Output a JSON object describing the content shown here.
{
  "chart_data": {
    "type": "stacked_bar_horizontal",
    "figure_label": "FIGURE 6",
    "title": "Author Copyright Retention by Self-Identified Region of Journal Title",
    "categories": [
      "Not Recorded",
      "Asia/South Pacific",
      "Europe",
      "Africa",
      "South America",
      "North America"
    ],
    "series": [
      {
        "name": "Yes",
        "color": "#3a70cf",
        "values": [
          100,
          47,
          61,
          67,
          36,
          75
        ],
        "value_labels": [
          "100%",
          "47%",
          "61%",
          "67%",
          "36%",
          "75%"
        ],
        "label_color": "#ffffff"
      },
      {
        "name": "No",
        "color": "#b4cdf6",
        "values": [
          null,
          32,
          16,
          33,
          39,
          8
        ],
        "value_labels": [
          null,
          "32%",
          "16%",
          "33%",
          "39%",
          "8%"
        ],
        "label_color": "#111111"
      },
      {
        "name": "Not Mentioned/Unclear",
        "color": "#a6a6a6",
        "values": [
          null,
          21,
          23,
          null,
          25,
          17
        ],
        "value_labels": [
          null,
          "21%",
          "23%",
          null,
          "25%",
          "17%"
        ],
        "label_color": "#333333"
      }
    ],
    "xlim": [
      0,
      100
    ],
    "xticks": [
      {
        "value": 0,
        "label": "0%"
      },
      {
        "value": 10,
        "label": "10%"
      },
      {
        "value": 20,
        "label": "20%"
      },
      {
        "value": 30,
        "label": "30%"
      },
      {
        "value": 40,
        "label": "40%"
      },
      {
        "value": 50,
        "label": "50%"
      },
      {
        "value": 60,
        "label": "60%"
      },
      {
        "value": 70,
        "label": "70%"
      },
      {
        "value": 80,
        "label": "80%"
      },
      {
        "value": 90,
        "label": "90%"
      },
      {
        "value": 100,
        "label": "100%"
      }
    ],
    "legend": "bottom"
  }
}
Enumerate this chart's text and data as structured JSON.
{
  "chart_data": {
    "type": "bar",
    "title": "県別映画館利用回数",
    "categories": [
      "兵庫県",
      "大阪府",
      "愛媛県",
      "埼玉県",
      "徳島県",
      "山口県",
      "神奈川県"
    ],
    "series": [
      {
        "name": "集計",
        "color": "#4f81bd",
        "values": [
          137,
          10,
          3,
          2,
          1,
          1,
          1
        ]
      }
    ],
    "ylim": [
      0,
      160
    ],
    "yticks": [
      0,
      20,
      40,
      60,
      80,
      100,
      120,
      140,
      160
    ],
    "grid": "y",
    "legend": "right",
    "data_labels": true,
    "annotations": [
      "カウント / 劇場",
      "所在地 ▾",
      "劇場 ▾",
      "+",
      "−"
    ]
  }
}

### The request
Copy the data above in full, character for character.

### Completed task
Output a JSON object describing the content shown here.
{
  "chart_data": {
    "type": "stacked_bar_horizontal",
    "figure_label": "FIGURE 6",
    "title": "Author Copyright Retention by Self-Identified Region of Journal Title",
    "categories": [
      "Not Recorded",
      "Asia/South Pacific",
      "Europe",
      "Africa",
      "South America",
      "North America"
    ],
    "series": [
      {
        "name": "Yes",
        "color": "#3a70cf",
        "values": [
          100,
          47,
          61,
          67,
          36,
          75
        ],
        "value_labels": [
          "100%",
          "47%",
          "61%",
          "67%",
          "36%",
          "75%"
        ],
        "label_color": "#ffffff"
      },
      {
        "name": "No",
        "color": "#b4cdf6",
        "values": [
          null,
          32,
          16,
          33,
          39,
          8
        ],
        "value_labels": [
          null,
          "32%",
          "16%",
          "33%",
          "39%",
          "8%"
        ],
        "label_color": "#111111"
      },
      {
        "name": "Not Mentioned/Unclear",
        "color": "#a6a6a6",
        "values": [
          null,
          21,
          23,
          null,
          25,
          17
        ],
        "value_labels": [
          null,
          "21%",
          "23%",
          null,
          "25%",
          "17%"
        ],
        "label_color": "#333333"
      }
    ],
    "xlim": [
      0,
      100
    ],
    "xticks": [
      {
        "value": 0,
        "label": "0%"
      },
      {
        "value": 10,
        "label": "10%"
      },
      {
        "value": 20,
        "label": "20%"
      },
      {
        "value": 30,
        "label": "30%"
      },
      {
        "value": 40,
        "label": "40%"
      },
      {
        "value": 50,
        "label": "50%"
      },
      {
        "value": 60,
        "label": "60%"
      },
      {
        "value": 70,
        "label": "70%"
      },
      {
        "value": 80,
        "label": "80%"
      },
      {
        "value": 90,
        "label": "90%"
      },
      {
        "value": 100,
        "label": "100%"
      }
    ],
    "legend": "bottom"
  }
}
Enumerate this chart's text and data as structured JSON.
{
  "chart_data": {
    "type": "bar",
    "title": "県別映画館利用回数",
    "categories": [
      "兵庫県",
      "大阪府",
      "愛媛県",
      "埼玉県",
      "徳島県",
      "山口県",
      "神奈川県"
    ],
    "series": [
      {
        "name": "集計",
        "color": "#4f81bd",
        "values": [
          137,
          10,
          3,
          2,
          1,
          1,
          1
        ]
      }
    ],
    "ylim": [
      0,
      160
    ],
    "yticks": [
      0,
      20,
      40,
      60,
      80,
      100,
      120,
      140,
      160
    ],
    "grid": "y",
    "legend": "right",
    "data_labels": true,
    "annotations": [
      "カウント / 劇場",
      "所在地 ▾",
      "劇場 ▾",
      "+",
      "−"
    ]
  }
}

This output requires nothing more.